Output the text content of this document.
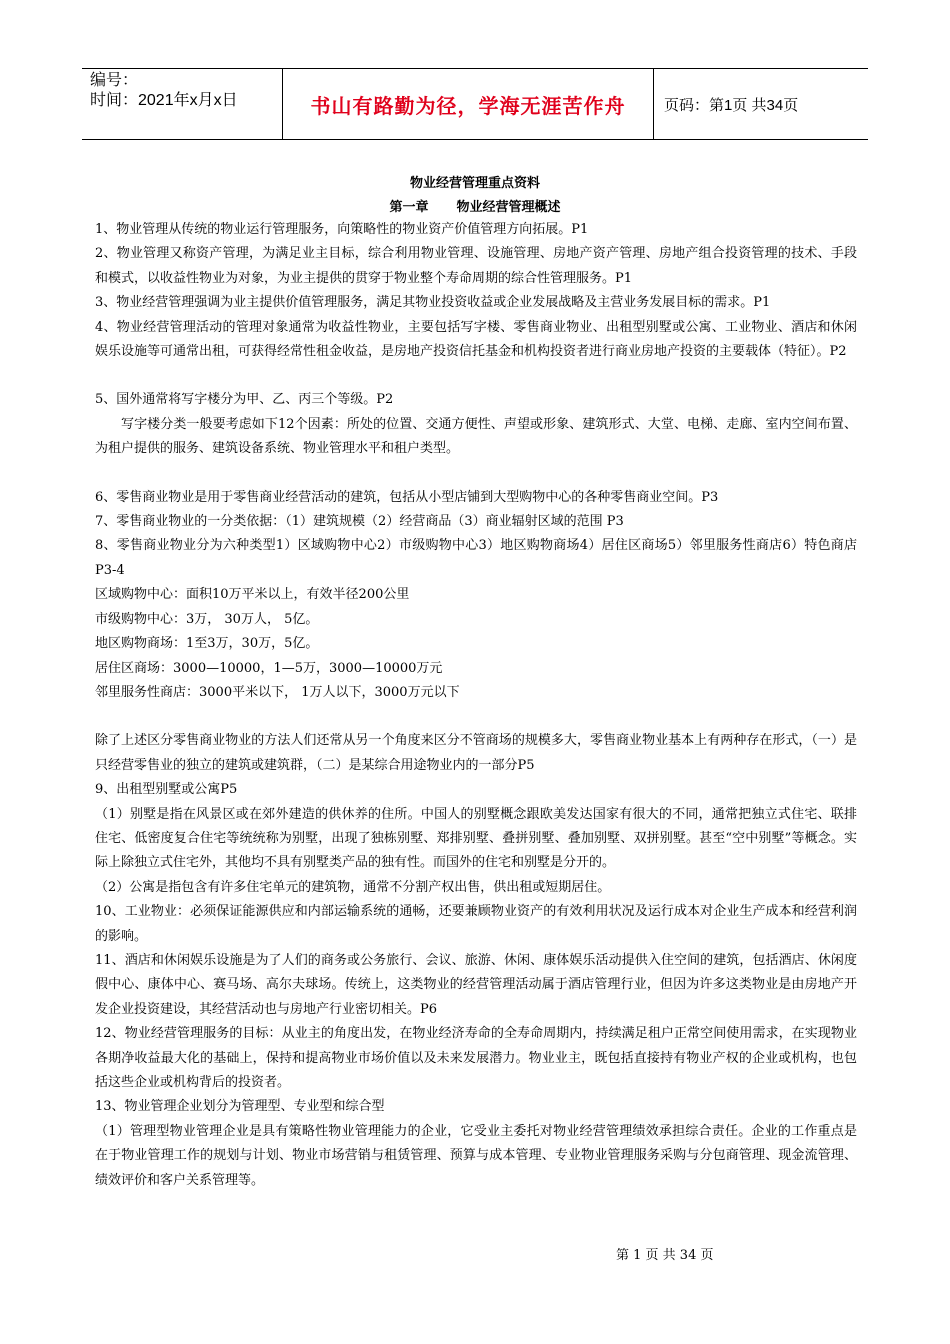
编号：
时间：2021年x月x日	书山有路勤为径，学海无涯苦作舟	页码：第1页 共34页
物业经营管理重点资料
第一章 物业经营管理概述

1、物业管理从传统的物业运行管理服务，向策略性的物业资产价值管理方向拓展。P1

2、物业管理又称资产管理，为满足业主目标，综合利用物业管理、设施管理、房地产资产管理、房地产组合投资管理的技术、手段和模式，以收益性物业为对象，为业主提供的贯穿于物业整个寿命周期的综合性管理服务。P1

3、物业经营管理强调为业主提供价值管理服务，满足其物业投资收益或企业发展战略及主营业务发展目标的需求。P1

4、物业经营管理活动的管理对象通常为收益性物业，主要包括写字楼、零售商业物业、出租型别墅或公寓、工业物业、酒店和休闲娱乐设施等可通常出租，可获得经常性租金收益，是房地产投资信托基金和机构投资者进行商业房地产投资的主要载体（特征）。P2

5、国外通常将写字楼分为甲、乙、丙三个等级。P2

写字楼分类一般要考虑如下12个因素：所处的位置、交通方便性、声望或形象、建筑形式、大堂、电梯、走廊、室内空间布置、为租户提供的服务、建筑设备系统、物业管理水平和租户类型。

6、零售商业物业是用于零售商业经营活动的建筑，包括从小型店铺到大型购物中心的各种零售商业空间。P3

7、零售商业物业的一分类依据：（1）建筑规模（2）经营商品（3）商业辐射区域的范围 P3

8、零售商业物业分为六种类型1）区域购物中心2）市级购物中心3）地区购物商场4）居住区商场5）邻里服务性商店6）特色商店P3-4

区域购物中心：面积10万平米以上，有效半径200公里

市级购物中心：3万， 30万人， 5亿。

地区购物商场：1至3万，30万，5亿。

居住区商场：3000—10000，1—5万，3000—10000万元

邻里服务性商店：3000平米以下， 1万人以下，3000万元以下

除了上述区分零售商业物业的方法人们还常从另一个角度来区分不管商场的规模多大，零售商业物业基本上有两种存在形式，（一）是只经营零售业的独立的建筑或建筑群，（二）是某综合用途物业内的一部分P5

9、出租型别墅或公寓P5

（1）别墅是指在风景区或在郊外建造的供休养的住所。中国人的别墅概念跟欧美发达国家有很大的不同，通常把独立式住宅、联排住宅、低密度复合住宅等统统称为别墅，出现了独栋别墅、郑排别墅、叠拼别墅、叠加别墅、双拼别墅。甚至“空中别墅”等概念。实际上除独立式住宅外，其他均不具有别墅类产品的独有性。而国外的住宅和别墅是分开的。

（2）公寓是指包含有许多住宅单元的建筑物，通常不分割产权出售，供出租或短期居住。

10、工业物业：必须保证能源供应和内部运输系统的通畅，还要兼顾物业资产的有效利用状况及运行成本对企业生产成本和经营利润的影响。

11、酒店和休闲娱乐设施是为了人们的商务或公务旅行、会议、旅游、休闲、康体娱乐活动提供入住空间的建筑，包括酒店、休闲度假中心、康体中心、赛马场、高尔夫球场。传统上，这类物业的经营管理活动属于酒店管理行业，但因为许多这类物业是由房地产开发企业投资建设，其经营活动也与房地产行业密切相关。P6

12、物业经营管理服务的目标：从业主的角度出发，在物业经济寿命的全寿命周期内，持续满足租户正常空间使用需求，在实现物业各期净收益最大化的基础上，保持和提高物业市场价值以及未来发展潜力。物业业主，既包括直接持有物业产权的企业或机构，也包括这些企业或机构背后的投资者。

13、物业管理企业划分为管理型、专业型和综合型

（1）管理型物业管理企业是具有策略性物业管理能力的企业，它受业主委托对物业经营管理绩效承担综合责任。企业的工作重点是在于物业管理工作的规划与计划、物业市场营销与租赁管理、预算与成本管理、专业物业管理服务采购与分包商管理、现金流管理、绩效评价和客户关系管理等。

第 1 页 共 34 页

====

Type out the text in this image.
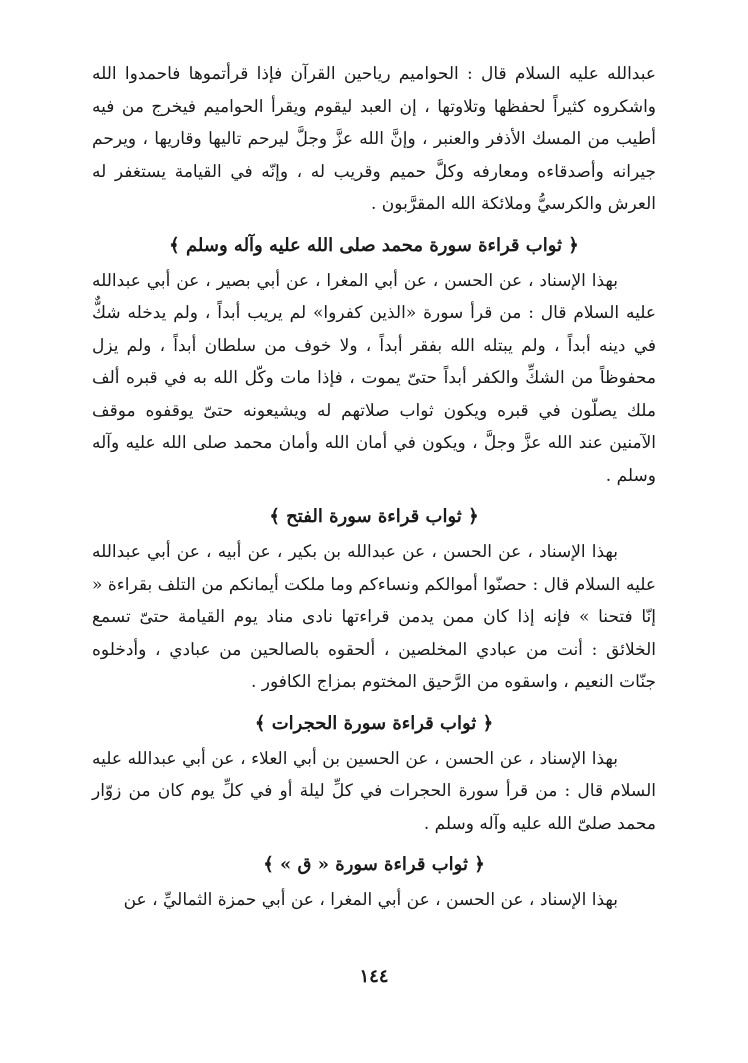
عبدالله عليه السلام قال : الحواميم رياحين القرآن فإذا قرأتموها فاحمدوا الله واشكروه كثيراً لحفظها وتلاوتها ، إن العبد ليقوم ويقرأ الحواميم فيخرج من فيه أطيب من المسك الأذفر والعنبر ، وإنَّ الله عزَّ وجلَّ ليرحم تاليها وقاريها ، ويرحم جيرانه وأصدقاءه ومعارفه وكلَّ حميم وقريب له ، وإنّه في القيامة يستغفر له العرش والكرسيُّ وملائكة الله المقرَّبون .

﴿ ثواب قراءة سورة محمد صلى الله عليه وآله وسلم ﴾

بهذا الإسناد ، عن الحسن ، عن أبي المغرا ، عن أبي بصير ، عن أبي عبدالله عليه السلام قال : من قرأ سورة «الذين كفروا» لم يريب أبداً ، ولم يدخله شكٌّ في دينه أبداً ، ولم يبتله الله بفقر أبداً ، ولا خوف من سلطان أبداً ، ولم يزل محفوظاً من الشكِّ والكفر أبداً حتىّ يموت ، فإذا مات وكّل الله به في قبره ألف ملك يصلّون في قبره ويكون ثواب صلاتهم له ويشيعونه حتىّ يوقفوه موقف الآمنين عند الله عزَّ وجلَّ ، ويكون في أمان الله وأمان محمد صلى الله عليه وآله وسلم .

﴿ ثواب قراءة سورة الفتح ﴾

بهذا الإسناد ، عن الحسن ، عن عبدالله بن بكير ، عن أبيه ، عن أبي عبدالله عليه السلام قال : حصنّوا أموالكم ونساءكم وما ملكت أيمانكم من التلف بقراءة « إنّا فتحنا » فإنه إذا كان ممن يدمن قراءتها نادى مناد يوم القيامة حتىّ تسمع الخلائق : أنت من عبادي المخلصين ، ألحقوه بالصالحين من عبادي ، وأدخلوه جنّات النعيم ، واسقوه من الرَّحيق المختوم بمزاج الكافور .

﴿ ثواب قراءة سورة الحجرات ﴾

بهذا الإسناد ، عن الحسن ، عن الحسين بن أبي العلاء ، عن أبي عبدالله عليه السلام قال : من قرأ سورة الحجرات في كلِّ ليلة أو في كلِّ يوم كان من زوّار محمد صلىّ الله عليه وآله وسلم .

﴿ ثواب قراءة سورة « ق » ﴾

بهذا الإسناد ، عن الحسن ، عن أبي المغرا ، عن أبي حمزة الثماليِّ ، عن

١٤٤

====

TASK DIRECTIONS> List all lines holding the string "this".

THE RESULT>
Output the text content of this document.
Type out the text in this image.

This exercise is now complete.